> Stated problem
Reproduce the following material exactly, including every line.

========================================

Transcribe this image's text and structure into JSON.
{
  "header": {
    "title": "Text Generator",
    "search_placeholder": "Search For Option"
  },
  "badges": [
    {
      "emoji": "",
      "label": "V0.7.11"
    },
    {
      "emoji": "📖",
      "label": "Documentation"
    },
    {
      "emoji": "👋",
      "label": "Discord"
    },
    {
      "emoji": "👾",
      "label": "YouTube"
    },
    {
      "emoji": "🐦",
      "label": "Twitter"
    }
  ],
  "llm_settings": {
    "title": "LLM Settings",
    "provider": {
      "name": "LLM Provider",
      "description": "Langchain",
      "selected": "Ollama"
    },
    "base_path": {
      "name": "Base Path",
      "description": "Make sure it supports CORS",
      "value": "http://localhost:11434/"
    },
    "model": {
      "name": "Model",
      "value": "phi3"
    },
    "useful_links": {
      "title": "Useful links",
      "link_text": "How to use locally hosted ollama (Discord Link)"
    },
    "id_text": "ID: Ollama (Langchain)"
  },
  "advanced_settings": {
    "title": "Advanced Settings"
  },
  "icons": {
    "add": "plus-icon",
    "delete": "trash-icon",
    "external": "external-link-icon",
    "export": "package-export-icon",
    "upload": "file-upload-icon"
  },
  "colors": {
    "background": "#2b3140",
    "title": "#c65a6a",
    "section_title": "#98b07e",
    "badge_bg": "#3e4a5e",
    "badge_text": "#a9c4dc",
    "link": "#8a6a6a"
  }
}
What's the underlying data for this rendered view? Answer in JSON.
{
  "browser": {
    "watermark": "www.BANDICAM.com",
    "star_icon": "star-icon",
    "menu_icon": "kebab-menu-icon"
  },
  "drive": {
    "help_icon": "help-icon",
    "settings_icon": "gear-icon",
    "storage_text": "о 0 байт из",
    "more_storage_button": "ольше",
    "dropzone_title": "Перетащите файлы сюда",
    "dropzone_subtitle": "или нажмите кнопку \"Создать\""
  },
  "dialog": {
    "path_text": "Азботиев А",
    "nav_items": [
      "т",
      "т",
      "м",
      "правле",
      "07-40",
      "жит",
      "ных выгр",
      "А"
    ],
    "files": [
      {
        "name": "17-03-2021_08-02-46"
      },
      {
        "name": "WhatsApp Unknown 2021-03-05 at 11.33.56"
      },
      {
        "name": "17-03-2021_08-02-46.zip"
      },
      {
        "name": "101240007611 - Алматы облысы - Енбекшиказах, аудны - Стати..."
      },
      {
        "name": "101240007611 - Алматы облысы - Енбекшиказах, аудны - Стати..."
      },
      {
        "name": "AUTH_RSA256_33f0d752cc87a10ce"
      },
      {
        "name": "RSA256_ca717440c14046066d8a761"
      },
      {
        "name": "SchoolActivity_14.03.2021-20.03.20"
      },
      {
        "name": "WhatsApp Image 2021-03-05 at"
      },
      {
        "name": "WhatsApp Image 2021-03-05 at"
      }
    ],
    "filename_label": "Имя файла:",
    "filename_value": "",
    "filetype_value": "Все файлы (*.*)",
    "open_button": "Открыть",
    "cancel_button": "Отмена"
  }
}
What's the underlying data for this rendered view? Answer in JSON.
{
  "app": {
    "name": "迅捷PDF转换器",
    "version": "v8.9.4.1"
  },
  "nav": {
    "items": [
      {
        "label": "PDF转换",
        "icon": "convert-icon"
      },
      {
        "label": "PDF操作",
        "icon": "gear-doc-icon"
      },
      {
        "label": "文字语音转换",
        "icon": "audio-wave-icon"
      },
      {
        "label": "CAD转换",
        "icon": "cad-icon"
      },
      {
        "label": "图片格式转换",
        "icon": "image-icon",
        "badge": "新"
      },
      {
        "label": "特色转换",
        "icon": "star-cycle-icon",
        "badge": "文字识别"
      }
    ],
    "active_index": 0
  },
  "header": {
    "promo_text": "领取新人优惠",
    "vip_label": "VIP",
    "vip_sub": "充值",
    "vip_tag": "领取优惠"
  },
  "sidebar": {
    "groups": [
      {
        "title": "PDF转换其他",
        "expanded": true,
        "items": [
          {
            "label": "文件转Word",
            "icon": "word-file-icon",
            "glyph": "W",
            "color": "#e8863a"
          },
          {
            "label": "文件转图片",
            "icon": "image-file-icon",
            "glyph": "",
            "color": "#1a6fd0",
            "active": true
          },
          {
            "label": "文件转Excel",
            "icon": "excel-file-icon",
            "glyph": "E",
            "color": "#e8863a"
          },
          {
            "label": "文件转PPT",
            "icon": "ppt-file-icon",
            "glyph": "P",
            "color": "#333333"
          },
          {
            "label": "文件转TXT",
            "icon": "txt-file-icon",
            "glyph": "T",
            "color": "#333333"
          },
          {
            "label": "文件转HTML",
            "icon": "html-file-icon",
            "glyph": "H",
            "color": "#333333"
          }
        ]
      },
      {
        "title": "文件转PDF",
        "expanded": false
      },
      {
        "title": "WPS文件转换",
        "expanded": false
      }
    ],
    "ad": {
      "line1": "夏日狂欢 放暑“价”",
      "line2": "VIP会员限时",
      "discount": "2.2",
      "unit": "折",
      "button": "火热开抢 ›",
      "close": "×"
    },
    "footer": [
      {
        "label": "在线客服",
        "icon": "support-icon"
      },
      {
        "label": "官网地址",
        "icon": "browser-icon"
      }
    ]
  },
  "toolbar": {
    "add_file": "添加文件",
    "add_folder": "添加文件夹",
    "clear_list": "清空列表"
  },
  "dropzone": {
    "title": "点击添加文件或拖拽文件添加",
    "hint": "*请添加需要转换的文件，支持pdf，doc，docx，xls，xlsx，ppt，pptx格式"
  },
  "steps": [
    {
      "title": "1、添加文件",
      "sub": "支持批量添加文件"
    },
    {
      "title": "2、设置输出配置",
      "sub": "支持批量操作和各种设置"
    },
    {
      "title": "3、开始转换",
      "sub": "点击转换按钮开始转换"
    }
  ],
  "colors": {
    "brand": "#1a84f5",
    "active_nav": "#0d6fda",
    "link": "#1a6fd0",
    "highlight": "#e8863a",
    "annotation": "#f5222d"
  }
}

========================================

> Answer in full
Transcribe this image's text and structure into JSON.
{
  "header": {
    "title": "Text Generator",
    "search_placeholder": "Search For Option"
  },
  "badges": [
    {
      "emoji": "",
      "label": "V0.7.11"
    },
    {
      "emoji": "📖",
      "label": "Documentation"
    },
    {
      "emoji": "👋",
      "label": "Discord"
    },
    {
      "emoji": "👾",
      "label": "YouTube"
    },
    {
      "emoji": "🐦",
      "label": "Twitter"
    }
  ],
  "llm_settings": {
    "title": "LLM Settings",
    "provider": {
      "name": "LLM Provider",
      "description": "Langchain",
      "selected": "Ollama"
    },
    "base_path": {
      "name": "Base Path",
      "description": "Make sure it supports CORS",
      "value": "http://localhost:11434/"
    },
    "model": {
      "name": "Model",
      "value": "phi3"
    },
    "useful_links": {
      "title": "Useful links",
      "link_text": "How to use locally hosted ollama (Discord Link)"
    },
    "id_text": "ID: Ollama (Langchain)"
  },
  "advanced_settings": {
    "title": "Advanced Settings"
  },
  "icons": {
    "add": "plus-icon",
    "delete": "trash-icon",
    "external": "external-link-icon",
    "export": "package-export-icon",
    "upload": "file-upload-icon"
  },
  "colors": {
    "background": "#2b3140",
    "title": "#c65a6a",
    "section_title": "#98b07e",
    "badge_bg": "#3e4a5e",
    "badge_text": "#a9c4dc",
    "link": "#8a6a6a"
  }
}
What's the underlying data for this rendered view? Answer in JSON.
{
  "browser": {
    "watermark": "www.BANDICAM.com",
    "star_icon": "star-icon",
    "menu_icon": "kebab-menu-icon"
  },
  "drive": {
    "help_icon": "help-icon",
    "settings_icon": "gear-icon",
    "storage_text": "о 0 байт из",
    "more_storage_button": "ольше",
    "dropzone_title": "Перетащите файлы сюда",
    "dropzone_subtitle": "или нажмите кнопку \"Создать\""
  },
  "dialog": {
    "path_text": "Азботиев А",
    "nav_items": [
      "т",
      "т",
      "м",
      "правле",
      "07-40",
      "жит",
      "ных выгр",
      "А"
    ],
    "files": [
      {
        "name": "17-03-2021_08-02-46"
      },
      {
        "name": "WhatsApp Unknown 2021-03-05 at 11.33.56"
      },
      {
        "name": "17-03-2021_08-02-46.zip"
      },
      {
        "name": "101240007611 - Алматы облысы - Енбекшиказах, аудны - Стати..."
      },
      {
        "name": "101240007611 - Алматы облысы - Енбекшиказах, аудны - Стати..."
      },
      {
        "name": "AUTH_RSA256_33f0d752cc87a10ce"
      },
      {
        "name": "RSA256_ca717440c14046066d8a761"
      },
      {
        "name": "SchoolActivity_14.03.2021-20.03.20"
      },
      {
        "name": "WhatsApp Image 2021-03-05 at"
      },
      {
        "name": "WhatsApp Image 2021-03-05 at"
      }
    ],
    "filename_label": "Имя файла:",
    "filename_value": "",
    "filetype_value": "Все файлы (*.*)",
    "open_button": "Открыть",
    "cancel_button": "Отмена"
  }
}
What's the underlying data for this rendered view? Answer in JSON.
{
  "app": {
    "name": "迅捷PDF转换器",
    "version": "v8.9.4.1"
  },
  "nav": {
    "items": [
      {
        "label": "PDF转换",
        "icon": "convert-icon"
      },
      {
        "label": "PDF操作",
        "icon": "gear-doc-icon"
      },
      {
        "label": "文字语音转换",
        "icon": "audio-wave-icon"
      },
      {
        "label": "CAD转换",
        "icon": "cad-icon"
      },
      {
        "label": "图片格式转换",
        "icon": "image-icon",
        "badge": "新"
      },
      {
        "label": "特色转换",
        "icon": "star-cycle-icon",
        "badge": "文字识别"
      }
    ],
    "active_index": 0
  },
  "header": {
    "promo_text": "领取新人优惠",
    "vip_label": "VIP",
    "vip_sub": "充值",
    "vip_tag": "领取优惠"
  },
  "sidebar": {
    "groups": [
      {
        "title": "PDF转换其他",
        "expanded": true,
        "items": [
          {
            "label": "文件转Word",
            "icon": "word-file-icon",
            "glyph": "W",
            "color": "#e8863a"
          },
          {
            "label": "文件转图片",
            "icon": "image-file-icon",
            "glyph": "",
            "color": "#1a6fd0",
            "active": true
          },
          {
            "label": "文件转Excel",
            "icon": "excel-file-icon",
            "glyph": "E",
            "color": "#e8863a"
          },
          {
            "label": "文件转PPT",
            "icon": "ppt-file-icon",
            "glyph": "P",
            "color": "#333333"
          },
          {
            "label": "文件转TXT",
            "icon": "txt-file-icon",
            "glyph": "T",
            "color": "#333333"
          },
          {
            "label": "文件转HTML",
            "icon": "html-file-icon",
            "glyph": "H",
            "color": "#333333"
          }
        ]
      },
      {
        "title": "文件转PDF",
        "expanded": false
      },
      {
        "title": "WPS文件转换",
        "expanded": false
      }
    ],
    "ad": {
      "line1": "夏日狂欢 放暑“价”",
      "line2": "VIP会员限时",
      "discount": "2.2",
      "unit": "折",
      "button": "火热开抢 ›",
      "close": "×"
    },
    "footer": [
      {
        "label": "在线客服",
        "icon": "support-icon"
      },
      {
        "label": "官网地址",
        "icon": "browser-icon"
      }
    ]
  },
  "toolbar": {
    "add_file": "添加文件",
    "add_folder": "添加文件夹",
    "clear_list": "清空列表"
  },
  "dropzone": {
    "title": "点击添加文件或拖拽文件添加",
    "hint": "*请添加需要转换的文件，支持pdf，doc，docx，xls，xlsx，ppt，pptx格式"
  },
  "steps": [
    {
      "title": "1、添加文件",
      "sub": "支持批量添加文件"
    },
    {
      "title": "2、设置输出配置",
      "sub": "支持批量操作和各种设置"
    },
    {
      "title": "3、开始转换",
      "sub": "点击转换按钮开始转换"
    }
  ],
  "colors": {
    "brand": "#1a84f5",
    "active_nav": "#0d6fda",
    "link": "#1a6fd0",
    "highlight": "#e8863a",
    "annotation": "#f5222d"
  }
}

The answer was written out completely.